=== Records supplied ===
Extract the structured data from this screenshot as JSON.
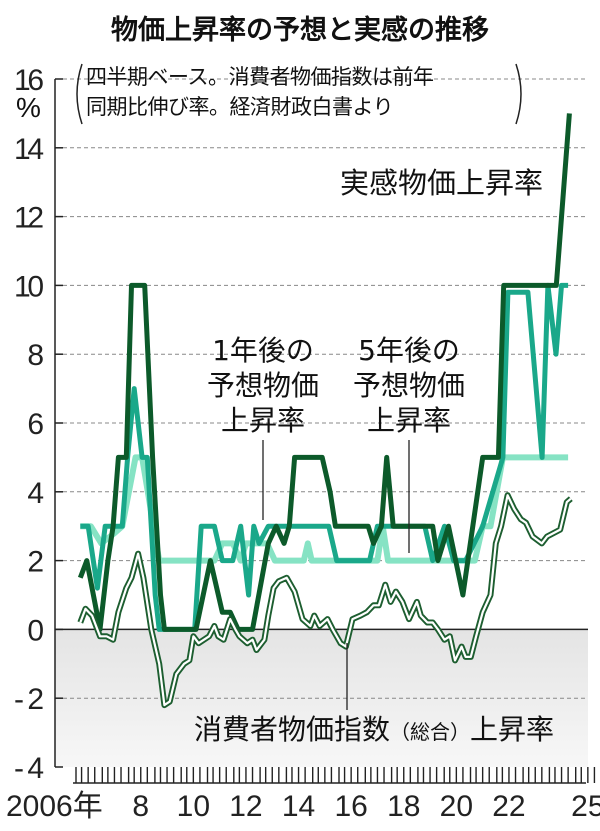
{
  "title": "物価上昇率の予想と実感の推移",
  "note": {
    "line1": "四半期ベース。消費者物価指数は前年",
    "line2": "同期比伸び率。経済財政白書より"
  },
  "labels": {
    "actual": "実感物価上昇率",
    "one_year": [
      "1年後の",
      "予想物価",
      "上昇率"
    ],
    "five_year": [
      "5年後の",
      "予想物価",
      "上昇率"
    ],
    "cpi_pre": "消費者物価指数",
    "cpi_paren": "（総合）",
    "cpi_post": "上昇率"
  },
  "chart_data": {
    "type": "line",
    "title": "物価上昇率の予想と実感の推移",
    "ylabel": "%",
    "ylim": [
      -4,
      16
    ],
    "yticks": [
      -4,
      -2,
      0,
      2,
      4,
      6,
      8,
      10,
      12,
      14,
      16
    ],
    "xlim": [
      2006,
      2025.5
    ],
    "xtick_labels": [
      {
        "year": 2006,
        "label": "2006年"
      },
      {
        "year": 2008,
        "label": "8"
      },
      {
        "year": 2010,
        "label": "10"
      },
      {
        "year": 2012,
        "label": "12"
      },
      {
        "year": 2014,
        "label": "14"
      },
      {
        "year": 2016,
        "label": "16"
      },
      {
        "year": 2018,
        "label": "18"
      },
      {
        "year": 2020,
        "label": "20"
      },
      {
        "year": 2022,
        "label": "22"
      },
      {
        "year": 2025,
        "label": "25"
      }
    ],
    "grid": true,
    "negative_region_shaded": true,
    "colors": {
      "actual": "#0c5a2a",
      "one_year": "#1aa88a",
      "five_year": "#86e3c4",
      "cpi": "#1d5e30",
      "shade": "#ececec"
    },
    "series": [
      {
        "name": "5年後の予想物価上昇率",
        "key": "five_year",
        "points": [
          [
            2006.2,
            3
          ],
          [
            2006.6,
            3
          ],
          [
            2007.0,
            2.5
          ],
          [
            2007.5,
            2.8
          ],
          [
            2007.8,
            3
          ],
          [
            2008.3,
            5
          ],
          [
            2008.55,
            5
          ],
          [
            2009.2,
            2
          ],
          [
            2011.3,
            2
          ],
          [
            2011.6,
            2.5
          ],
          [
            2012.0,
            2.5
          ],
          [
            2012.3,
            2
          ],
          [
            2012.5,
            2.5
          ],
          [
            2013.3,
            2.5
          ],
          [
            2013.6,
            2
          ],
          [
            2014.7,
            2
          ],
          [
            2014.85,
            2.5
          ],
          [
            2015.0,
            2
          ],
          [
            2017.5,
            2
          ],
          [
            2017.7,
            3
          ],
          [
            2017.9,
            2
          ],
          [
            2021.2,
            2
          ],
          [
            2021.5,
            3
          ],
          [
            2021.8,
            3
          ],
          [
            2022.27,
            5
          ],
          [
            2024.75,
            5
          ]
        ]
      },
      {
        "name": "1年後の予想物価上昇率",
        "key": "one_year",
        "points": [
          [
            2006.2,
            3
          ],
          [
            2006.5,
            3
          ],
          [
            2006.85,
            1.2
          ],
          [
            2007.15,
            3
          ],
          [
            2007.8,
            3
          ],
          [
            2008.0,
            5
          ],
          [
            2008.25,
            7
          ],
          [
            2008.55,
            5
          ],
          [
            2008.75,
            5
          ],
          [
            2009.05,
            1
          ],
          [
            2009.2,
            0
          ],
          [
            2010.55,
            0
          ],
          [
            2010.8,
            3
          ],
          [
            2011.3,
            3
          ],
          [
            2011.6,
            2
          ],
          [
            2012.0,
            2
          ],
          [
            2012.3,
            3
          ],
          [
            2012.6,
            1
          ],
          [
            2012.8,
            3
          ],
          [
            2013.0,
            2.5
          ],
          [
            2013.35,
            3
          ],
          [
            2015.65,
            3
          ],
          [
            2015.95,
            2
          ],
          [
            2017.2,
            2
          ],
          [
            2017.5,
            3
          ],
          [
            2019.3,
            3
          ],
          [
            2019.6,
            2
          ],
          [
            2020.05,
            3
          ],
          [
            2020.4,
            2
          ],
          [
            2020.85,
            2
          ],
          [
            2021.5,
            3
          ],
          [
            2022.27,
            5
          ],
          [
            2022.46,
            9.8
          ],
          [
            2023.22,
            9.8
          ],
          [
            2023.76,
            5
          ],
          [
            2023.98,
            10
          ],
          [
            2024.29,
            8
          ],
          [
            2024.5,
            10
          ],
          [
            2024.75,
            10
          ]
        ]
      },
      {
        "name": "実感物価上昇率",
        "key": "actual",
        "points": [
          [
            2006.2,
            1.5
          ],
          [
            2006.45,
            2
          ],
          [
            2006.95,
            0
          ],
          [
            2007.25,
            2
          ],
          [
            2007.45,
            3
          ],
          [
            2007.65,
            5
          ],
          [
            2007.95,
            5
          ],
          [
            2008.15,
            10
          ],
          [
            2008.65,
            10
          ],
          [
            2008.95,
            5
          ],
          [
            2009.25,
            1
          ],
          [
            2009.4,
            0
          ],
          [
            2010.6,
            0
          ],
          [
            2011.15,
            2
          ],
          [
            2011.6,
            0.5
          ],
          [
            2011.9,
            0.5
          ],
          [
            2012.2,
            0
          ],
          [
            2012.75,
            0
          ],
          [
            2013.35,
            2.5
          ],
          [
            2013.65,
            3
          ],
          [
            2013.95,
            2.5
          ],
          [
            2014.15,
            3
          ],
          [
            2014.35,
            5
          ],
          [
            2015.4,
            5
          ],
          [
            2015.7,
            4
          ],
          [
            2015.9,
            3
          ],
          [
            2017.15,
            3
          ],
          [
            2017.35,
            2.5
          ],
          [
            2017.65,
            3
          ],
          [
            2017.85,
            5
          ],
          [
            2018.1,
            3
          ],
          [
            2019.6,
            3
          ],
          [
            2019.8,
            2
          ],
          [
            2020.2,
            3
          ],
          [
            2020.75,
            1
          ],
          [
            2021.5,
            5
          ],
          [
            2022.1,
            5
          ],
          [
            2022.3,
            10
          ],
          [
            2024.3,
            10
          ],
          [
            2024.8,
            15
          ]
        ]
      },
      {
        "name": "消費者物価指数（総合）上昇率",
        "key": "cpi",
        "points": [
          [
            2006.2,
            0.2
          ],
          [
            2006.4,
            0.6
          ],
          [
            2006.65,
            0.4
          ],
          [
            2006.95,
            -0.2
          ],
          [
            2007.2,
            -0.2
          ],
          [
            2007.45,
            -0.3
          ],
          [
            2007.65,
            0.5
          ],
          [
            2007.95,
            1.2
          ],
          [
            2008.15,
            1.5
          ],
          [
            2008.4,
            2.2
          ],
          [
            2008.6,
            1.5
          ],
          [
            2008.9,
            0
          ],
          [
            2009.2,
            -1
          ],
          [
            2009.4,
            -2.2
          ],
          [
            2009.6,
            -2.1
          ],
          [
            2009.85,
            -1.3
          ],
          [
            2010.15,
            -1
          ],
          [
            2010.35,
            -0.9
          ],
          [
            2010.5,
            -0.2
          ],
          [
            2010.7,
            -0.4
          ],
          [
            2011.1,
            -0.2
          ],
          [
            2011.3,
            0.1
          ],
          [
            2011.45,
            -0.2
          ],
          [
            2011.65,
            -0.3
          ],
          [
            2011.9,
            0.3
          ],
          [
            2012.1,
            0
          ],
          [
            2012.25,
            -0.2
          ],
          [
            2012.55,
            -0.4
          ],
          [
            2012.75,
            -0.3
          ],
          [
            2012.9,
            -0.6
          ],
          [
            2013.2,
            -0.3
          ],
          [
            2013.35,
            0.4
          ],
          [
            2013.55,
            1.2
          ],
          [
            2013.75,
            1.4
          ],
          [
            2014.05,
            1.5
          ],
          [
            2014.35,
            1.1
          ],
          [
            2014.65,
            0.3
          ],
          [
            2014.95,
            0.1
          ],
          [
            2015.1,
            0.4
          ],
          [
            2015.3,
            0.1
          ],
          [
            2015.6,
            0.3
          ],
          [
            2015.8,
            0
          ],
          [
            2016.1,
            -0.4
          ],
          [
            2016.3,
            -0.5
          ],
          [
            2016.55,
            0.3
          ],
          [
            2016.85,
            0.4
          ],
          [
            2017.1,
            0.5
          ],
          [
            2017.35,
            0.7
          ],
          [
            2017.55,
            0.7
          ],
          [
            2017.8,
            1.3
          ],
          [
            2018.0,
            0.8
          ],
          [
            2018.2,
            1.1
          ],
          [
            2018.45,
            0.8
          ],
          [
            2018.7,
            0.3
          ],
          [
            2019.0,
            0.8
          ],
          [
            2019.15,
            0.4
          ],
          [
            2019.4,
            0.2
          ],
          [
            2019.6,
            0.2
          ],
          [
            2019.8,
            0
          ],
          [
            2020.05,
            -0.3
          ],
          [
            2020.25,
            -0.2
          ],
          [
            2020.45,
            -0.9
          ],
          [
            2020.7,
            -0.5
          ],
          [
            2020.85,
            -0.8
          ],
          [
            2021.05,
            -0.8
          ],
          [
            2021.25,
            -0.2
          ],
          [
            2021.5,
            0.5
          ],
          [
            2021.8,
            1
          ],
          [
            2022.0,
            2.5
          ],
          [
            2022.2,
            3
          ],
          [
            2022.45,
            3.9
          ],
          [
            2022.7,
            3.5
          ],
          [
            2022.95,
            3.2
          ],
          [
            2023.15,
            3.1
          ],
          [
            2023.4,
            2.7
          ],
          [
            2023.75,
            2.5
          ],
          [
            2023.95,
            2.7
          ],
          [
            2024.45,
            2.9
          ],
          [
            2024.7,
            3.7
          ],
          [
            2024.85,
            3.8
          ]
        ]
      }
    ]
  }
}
--
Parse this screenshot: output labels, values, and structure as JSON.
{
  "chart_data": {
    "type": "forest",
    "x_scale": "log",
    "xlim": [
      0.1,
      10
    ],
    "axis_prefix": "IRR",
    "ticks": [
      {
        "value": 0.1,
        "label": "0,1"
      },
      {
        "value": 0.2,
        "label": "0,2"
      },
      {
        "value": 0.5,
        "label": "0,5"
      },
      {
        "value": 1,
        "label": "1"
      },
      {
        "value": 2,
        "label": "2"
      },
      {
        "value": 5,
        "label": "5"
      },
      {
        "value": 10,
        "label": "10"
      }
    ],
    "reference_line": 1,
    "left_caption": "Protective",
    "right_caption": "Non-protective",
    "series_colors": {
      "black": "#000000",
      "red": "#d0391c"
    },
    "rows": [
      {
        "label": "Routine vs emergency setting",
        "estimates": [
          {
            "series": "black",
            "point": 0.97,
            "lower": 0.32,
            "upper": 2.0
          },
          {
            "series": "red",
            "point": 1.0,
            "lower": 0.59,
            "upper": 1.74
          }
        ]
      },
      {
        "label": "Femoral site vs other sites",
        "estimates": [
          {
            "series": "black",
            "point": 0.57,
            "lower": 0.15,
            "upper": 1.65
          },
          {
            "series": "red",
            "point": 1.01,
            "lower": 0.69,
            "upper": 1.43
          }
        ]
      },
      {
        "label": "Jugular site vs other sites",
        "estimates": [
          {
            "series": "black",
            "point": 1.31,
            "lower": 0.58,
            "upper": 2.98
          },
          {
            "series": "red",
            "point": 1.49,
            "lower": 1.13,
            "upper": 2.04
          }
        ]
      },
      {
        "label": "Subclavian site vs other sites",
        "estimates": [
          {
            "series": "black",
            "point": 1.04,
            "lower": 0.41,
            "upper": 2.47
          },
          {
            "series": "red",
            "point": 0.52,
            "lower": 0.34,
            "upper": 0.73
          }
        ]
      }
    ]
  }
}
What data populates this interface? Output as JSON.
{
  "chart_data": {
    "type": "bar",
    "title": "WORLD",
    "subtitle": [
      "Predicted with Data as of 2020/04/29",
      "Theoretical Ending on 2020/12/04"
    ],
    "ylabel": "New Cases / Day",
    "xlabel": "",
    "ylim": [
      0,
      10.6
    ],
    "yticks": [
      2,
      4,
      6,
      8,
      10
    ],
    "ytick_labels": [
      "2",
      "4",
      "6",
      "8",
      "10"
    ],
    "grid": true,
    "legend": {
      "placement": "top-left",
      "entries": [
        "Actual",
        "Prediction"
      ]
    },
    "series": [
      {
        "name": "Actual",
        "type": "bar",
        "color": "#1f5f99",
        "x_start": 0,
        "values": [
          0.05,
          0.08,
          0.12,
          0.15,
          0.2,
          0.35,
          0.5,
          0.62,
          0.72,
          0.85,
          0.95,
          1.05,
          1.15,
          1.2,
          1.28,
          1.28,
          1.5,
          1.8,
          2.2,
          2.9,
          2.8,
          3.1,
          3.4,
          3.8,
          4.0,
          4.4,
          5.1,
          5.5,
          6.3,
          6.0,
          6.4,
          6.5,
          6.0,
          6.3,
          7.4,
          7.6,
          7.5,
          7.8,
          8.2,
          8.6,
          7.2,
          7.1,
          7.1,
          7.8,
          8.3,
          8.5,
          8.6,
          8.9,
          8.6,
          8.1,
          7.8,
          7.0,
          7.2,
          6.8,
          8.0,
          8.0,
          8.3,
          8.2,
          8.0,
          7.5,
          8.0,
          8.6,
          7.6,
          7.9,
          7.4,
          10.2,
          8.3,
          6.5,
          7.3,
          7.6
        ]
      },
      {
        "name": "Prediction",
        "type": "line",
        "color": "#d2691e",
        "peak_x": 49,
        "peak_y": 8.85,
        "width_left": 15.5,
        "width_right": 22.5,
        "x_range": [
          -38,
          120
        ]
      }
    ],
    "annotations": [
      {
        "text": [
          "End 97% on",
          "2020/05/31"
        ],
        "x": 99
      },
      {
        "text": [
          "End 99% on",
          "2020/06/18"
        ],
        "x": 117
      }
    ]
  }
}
==
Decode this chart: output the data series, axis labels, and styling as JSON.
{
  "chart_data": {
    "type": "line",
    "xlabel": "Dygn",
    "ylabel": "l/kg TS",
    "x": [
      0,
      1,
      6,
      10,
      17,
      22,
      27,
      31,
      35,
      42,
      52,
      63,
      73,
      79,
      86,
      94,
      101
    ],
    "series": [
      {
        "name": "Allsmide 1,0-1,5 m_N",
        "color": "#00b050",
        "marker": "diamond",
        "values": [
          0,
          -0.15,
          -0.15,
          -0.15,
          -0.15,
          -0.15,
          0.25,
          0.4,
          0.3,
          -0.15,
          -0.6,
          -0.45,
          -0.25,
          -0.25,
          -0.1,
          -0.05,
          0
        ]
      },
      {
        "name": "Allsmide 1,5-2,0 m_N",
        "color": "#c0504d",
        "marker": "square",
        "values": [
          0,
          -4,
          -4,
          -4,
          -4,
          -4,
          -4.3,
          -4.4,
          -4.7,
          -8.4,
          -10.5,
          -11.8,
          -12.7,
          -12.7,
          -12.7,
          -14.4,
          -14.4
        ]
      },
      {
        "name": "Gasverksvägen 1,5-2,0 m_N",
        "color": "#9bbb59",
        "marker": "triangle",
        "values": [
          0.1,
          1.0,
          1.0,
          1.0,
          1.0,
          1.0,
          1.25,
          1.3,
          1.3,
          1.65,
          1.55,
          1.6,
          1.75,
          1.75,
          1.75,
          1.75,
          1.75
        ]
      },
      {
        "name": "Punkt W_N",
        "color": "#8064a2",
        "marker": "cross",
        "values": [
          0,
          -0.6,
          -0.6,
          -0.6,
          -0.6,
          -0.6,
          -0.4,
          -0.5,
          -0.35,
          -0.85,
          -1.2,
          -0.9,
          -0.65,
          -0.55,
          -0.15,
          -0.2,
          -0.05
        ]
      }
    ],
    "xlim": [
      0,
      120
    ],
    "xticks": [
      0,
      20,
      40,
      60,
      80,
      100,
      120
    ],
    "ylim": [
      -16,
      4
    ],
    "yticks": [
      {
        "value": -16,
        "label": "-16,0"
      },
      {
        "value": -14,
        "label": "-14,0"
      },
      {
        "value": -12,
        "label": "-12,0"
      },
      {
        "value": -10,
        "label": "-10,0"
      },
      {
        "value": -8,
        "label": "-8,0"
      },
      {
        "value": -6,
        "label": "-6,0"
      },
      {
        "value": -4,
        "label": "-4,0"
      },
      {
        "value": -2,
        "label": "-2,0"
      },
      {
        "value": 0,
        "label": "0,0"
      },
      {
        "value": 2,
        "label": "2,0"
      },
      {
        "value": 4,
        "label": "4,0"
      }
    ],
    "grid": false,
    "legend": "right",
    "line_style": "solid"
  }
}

=== Task objective ===
Return each line in the records that holds the string "this".

=== The completed task ===
Extract the structured data from this screenshot as JSON.
Parse this screenshot: output labels, values, and structure as JSON.
What data populates this interface? Output as JSON.
Decode this chart: output the data series, axis labels, and styling as JSON.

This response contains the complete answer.